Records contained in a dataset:

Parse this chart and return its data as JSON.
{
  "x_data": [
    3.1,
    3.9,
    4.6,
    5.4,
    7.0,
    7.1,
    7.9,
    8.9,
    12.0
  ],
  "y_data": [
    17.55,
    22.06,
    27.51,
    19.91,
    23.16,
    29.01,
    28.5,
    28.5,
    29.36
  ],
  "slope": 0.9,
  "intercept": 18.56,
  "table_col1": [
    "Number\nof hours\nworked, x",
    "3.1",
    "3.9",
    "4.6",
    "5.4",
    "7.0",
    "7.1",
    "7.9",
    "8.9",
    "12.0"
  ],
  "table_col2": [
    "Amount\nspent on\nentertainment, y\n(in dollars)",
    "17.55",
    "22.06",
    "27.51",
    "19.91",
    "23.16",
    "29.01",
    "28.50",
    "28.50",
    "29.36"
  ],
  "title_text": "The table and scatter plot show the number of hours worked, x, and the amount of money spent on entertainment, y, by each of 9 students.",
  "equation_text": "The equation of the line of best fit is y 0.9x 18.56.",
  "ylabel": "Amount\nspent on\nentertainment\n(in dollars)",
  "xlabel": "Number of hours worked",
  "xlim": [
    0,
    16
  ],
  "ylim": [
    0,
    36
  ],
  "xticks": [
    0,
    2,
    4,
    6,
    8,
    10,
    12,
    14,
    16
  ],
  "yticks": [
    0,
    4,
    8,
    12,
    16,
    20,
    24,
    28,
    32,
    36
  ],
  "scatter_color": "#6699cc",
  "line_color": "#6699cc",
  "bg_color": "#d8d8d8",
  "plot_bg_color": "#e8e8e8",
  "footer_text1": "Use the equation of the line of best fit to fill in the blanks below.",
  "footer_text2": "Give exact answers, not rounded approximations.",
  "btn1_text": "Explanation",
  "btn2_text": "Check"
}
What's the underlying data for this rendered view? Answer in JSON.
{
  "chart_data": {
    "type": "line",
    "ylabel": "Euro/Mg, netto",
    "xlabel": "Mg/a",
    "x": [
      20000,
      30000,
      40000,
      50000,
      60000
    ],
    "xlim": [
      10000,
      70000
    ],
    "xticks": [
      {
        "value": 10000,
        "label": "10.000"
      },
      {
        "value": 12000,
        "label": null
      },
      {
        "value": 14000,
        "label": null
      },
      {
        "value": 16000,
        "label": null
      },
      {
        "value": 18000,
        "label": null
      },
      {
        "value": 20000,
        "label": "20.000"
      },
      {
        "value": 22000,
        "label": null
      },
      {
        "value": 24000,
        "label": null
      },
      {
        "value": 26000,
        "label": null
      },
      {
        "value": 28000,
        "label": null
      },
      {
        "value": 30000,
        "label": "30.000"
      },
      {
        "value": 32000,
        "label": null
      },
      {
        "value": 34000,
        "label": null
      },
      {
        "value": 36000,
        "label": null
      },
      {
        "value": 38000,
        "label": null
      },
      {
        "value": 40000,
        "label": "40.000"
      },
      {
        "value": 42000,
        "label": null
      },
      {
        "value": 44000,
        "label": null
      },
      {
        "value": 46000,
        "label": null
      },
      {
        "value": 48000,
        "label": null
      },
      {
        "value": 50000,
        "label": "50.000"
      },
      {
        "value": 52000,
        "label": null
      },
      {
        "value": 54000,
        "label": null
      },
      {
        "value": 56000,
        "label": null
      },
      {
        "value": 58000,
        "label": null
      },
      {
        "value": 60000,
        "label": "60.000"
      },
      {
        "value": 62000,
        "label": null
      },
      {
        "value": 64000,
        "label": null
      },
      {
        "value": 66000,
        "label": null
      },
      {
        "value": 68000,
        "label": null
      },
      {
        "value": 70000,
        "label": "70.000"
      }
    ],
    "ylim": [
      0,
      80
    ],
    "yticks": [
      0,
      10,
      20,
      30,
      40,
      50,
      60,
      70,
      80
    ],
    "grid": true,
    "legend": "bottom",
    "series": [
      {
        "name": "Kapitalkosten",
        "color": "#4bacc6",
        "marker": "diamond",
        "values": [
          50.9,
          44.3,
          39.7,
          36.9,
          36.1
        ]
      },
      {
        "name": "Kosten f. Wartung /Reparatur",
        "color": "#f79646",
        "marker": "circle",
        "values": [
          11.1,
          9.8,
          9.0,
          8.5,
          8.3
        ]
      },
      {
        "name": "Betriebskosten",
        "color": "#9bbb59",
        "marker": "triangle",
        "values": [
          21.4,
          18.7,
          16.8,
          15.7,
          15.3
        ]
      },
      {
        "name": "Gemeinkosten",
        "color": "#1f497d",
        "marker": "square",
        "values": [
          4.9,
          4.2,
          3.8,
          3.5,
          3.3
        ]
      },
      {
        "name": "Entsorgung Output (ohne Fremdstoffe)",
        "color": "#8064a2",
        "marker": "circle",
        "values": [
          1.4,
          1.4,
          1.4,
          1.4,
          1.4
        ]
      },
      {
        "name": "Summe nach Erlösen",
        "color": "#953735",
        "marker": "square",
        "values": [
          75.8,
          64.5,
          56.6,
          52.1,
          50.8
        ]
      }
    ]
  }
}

### What is asked
Write out the material from the first line to the last, exactly.

### Final answer
Parse this chart and return its data as JSON.
{
  "x_data": [
    3.1,
    3.9,
    4.6,
    5.4,
    7.0,
    7.1,
    7.9,
    8.9,
    12.0
  ],
  "y_data": [
    17.55,
    22.06,
    27.51,
    19.91,
    23.16,
    29.01,
    28.5,
    28.5,
    29.36
  ],
  "slope": 0.9,
  "intercept": 18.56,
  "table_col1": [
    "Number\nof hours\nworked, x",
    "3.1",
    "3.9",
    "4.6",
    "5.4",
    "7.0",
    "7.1",
    "7.9",
    "8.9",
    "12.0"
  ],
  "table_col2": [
    "Amount\nspent on\nentertainment, y\n(in dollars)",
    "17.55",
    "22.06",
    "27.51",
    "19.91",
    "23.16",
    "29.01",
    "28.50",
    "28.50",
    "29.36"
  ],
  "title_text": "The table and scatter plot show the number of hours worked, x, and the amount of money spent on entertainment, y, by each of 9 students.",
  "equation_text": "The equation of the line of best fit is y 0.9x 18.56.",
  "ylabel": "Amount\nspent on\nentertainment\n(in dollars)",
  "xlabel": "Number of hours worked",
  "xlim": [
    0,
    16
  ],
  "ylim": [
    0,
    36
  ],
  "xticks": [
    0,
    2,
    4,
    6,
    8,
    10,
    12,
    14,
    16
  ],
  "yticks": [
    0,
    4,
    8,
    12,
    16,
    20,
    24,
    28,
    32,
    36
  ],
  "scatter_color": "#6699cc",
  "line_color": "#6699cc",
  "bg_color": "#d8d8d8",
  "plot_bg_color": "#e8e8e8",
  "footer_text1": "Use the equation of the line of best fit to fill in the blanks below.",
  "footer_text2": "Give exact answers, not rounded approximations.",
  "btn1_text": "Explanation",
  "btn2_text": "Check"
}
What's the underlying data for this rendered view? Answer in JSON.
{
  "chart_data": {
    "type": "line",
    "ylabel": "Euro/Mg, netto",
    "xlabel": "Mg/a",
    "x": [
      20000,
      30000,
      40000,
      50000,
      60000
    ],
    "xlim": [
      10000,
      70000
    ],
    "xticks": [
      {
        "value": 10000,
        "label": "10.000"
      },
      {
        "value": 12000,
        "label": null
      },
      {
        "value": 14000,
        "label": null
      },
      {
        "value": 16000,
        "label": null
      },
      {
        "value": 18000,
        "label": null
      },
      {
        "value": 20000,
        "label": "20.000"
      },
      {
        "value": 22000,
        "label": null
      },
      {
        "value": 24000,
        "label": null
      },
      {
        "value": 26000,
        "label": null
      },
      {
        "value": 28000,
        "label": null
      },
      {
        "value": 30000,
        "label": "30.000"
      },
      {
        "value": 32000,
        "label": null
      },
      {
        "value": 34000,
        "label": null
      },
      {
        "value": 36000,
        "label": null
      },
      {
        "value": 38000,
        "label": null
      },
      {
        "value": 40000,
        "label": "40.000"
      },
      {
        "value": 42000,
        "label": null
      },
      {
        "value": 44000,
        "label": null
      },
      {
        "value": 46000,
        "label": null
      },
      {
        "value": 48000,
        "label": null
      },
      {
        "value": 50000,
        "label": "50.000"
      },
      {
        "value": 52000,
        "label": null
      },
      {
        "value": 54000,
        "label": null
      },
      {
        "value": 56000,
        "label": null
      },
      {
        "value": 58000,
        "label": null
      },
      {
        "value": 60000,
        "label": "60.000"
      },
      {
        "value": 62000,
        "label": null
      },
      {
        "value": 64000,
        "label": null
      },
      {
        "value": 66000,
        "label": null
      },
      {
        "value": 68000,
        "label": null
      },
      {
        "value": 70000,
        "label": "70.000"
      }
    ],
    "ylim": [
      0,
      80
    ],
    "yticks": [
      0,
      10,
      20,
      30,
      40,
      50,
      60,
      70,
      80
    ],
    "grid": true,
    "legend": "bottom",
    "series": [
      {
        "name": "Kapitalkosten",
        "color": "#4bacc6",
        "marker": "diamond",
        "values": [
          50.9,
          44.3,
          39.7,
          36.9,
          36.1
        ]
      },
      {
        "name": "Kosten f. Wartung /Reparatur",
        "color": "#f79646",
        "marker": "circle",
        "values": [
          11.1,
          9.8,
          9.0,
          8.5,
          8.3
        ]
      },
      {
        "name": "Betriebskosten",
        "color": "#9bbb59",
        "marker": "triangle",
        "values": [
          21.4,
          18.7,
          16.8,
          15.7,
          15.3
        ]
      },
      {
        "name": "Gemeinkosten",
        "color": "#1f497d",
        "marker": "square",
        "values": [
          4.9,
          4.2,
          3.8,
          3.5,
          3.3
        ]
      },
      {
        "name": "Entsorgung Output (ohne Fremdstoffe)",
        "color": "#8064a2",
        "marker": "circle",
        "values": [
          1.4,
          1.4,
          1.4,
          1.4,
          1.4
        ]
      },
      {
        "name": "Summe nach Erlösen",
        "color": "#953735",
        "marker": "square",
        "values": [
          75.8,
          64.5,
          56.6,
          52.1,
          50.8
        ]
      }
    ]
  }
}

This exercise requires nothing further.